Dataset items:
— BEGIN —

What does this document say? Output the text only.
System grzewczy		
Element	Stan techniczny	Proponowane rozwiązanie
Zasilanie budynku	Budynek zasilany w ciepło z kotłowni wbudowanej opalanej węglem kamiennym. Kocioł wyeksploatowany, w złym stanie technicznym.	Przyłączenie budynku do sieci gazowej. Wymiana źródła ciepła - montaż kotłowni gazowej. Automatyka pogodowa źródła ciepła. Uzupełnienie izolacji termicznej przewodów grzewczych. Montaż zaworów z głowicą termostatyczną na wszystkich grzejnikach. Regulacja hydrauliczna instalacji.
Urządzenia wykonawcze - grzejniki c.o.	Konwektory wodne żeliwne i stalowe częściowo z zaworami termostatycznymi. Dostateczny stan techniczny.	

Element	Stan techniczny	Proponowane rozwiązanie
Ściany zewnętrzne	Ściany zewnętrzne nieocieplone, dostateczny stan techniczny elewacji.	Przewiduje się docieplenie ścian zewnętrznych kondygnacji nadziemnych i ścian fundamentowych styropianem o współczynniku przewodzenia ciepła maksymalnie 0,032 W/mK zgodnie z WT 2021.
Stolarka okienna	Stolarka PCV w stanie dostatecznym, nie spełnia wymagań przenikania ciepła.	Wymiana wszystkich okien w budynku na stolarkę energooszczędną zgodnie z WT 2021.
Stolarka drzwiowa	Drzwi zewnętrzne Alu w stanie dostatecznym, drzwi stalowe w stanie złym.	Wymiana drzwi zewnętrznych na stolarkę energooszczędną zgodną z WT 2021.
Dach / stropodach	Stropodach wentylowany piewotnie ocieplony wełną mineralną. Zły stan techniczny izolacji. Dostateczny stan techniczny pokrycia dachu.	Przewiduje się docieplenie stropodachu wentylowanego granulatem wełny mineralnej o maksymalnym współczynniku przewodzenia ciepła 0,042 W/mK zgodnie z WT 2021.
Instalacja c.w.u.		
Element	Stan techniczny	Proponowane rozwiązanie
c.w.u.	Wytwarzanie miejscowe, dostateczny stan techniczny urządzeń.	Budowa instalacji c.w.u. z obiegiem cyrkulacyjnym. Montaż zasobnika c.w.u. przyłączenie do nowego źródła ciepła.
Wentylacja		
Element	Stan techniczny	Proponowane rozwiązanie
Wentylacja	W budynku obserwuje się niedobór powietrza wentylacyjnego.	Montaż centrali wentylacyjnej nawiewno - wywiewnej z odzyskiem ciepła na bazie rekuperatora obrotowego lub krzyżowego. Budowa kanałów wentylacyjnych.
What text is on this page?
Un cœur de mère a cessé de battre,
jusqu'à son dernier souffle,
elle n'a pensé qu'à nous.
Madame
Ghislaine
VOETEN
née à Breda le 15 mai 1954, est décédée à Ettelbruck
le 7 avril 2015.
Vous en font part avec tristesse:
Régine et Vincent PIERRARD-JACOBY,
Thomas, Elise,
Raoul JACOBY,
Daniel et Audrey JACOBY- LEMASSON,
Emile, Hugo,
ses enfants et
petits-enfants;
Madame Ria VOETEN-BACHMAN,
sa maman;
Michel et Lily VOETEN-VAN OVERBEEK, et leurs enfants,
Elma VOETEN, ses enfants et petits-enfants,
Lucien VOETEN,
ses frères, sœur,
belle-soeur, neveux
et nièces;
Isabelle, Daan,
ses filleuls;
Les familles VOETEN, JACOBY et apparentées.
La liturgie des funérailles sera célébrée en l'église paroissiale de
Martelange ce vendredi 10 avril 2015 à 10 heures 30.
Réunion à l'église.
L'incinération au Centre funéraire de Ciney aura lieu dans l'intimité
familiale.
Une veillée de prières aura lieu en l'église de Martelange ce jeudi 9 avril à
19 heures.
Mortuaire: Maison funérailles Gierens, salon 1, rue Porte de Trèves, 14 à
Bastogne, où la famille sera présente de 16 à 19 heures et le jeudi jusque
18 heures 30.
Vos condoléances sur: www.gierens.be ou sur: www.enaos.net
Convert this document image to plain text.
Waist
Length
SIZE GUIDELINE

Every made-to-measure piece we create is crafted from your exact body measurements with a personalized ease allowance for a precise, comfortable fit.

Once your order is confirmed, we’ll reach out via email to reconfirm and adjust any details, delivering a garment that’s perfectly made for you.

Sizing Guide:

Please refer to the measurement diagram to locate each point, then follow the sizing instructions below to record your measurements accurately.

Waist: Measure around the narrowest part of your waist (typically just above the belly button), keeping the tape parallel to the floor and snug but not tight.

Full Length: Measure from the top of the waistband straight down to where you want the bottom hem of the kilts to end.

— END —

## [Set exercise]
Pull out each record as written and restate it exactly.

## [Finished exercise]
What does this document say? Output the text only.
System grzewczy		
Element	Stan techniczny	Proponowane rozwiązanie
Zasilanie budynku	Budynek zasilany w ciepło z kotłowni wbudowanej opalanej węglem kamiennym. Kocioł wyeksploatowany, w złym stanie technicznym.	Przyłączenie budynku do sieci gazowej. Wymiana źródła ciepła - montaż kotłowni gazowej. Automatyka pogodowa źródła ciepła. Uzupełnienie izolacji termicznej przewodów grzewczych. Montaż zaworów z głowicą termostatyczną na wszystkich grzejnikach. Regulacja hydrauliczna instalacji.
Urządzenia wykonawcze - grzejniki c.o.	Konwektory wodne żeliwne i stalowe częściowo z zaworami termostatycznymi. Dostateczny stan techniczny.	

Element	Stan techniczny	Proponowane rozwiązanie
Ściany zewnętrzne	Ściany zewnętrzne nieocieplone, dostateczny stan techniczny elewacji.	Przewiduje się docieplenie ścian zewnętrznych kondygnacji nadziemnych i ścian fundamentowych styropianem o współczynniku przewodzenia ciepła maksymalnie 0,032 W/mK zgodnie z WT 2021.
Stolarka okienna	Stolarka PCV w stanie dostatecznym, nie spełnia wymagań przenikania ciepła.	Wymiana wszystkich okien w budynku na stolarkę energooszczędną zgodnie z WT 2021.
Stolarka drzwiowa	Drzwi zewnętrzne Alu w stanie dostatecznym, drzwi stalowe w stanie złym.	Wymiana drzwi zewnętrznych na stolarkę energooszczędną zgodną z WT 2021.
Dach / stropodach	Stropodach wentylowany piewotnie ocieplony wełną mineralną. Zły stan techniczny izolacji. Dostateczny stan techniczny pokrycia dachu.	Przewiduje się docieplenie stropodachu wentylowanego granulatem wełny mineralnej o maksymalnym współczynniku przewodzenia ciepła 0,042 W/mK zgodnie z WT 2021.
Instalacja c.w.u.		
Element	Stan techniczny	Proponowane rozwiązanie
c.w.u.	Wytwarzanie miejscowe, dostateczny stan techniczny urządzeń.	Budowa instalacji c.w.u. z obiegiem cyrkulacyjnym. Montaż zasobnika c.w.u. przyłączenie do nowego źródła ciepła.
Wentylacja		
Element	Stan techniczny	Proponowane rozwiązanie
Wentylacja	W budynku obserwuje się niedobór powietrza wentylacyjnego.	Montaż centrali wentylacyjnej nawiewno - wywiewnej z odzyskiem ciepła na bazie rekuperatora obrotowego lub krzyżowego. Budowa kanałów wentylacyjnych.
What text is on this page?
Un cœur de mère a cessé de battre,
jusqu'à son dernier souffle,
elle n'a pensé qu'à nous.
Madame
Ghislaine
VOETEN
née à Breda le 15 mai 1954, est décédée à Ettelbruck
le 7 avril 2015.
Vous en font part avec tristesse:
Régine et Vincent PIERRARD-JACOBY,
Thomas, Elise,
Raoul JACOBY,
Daniel et Audrey JACOBY- LEMASSON,
Emile, Hugo,
ses enfants et
petits-enfants;
Madame Ria VOETEN-BACHMAN,
sa maman;
Michel et Lily VOETEN-VAN OVERBEEK, et leurs enfants,
Elma VOETEN, ses enfants et petits-enfants,
Lucien VOETEN,
ses frères, sœur,
belle-soeur, neveux
et nièces;
Isabelle, Daan,
ses filleuls;
Les familles VOETEN, JACOBY et apparentées.
La liturgie des funérailles sera célébrée en l'église paroissiale de
Martelange ce vendredi 10 avril 2015 à 10 heures 30.
Réunion à l'église.
L'incinération au Centre funéraire de Ciney aura lieu dans l'intimité
familiale.
Une veillée de prières aura lieu en l'église de Martelange ce jeudi 9 avril à
19 heures.
Mortuaire: Maison funérailles Gierens, salon 1, rue Porte de Trèves, 14 à
Bastogne, où la famille sera présente de 16 à 19 heures et le jeudi jusque
18 heures 30.
Vos condoléances sur: www.gierens.be ou sur: www.enaos.net
Convert this document image to plain text.
Waist
Length
SIZE GUIDELINE

Every made-to-measure piece we create is crafted from your exact body measurements with a personalized ease allowance for a precise, comfortable fit.

Once your order is confirmed, we’ll reach out via email to reconfirm and adjust any details, delivering a garment that’s perfectly made for you.

Sizing Guide:

Please refer to the measurement diagram to locate each point, then follow the sizing instructions below to record your measurements accurately.

Waist: Measure around the narrowest part of your waist (typically just above the belly button), keeping the tape parallel to the floor and snug but not tight.

Full Length: Measure from the top of the waistband straight down to where you want the bottom hem of the kilts to end.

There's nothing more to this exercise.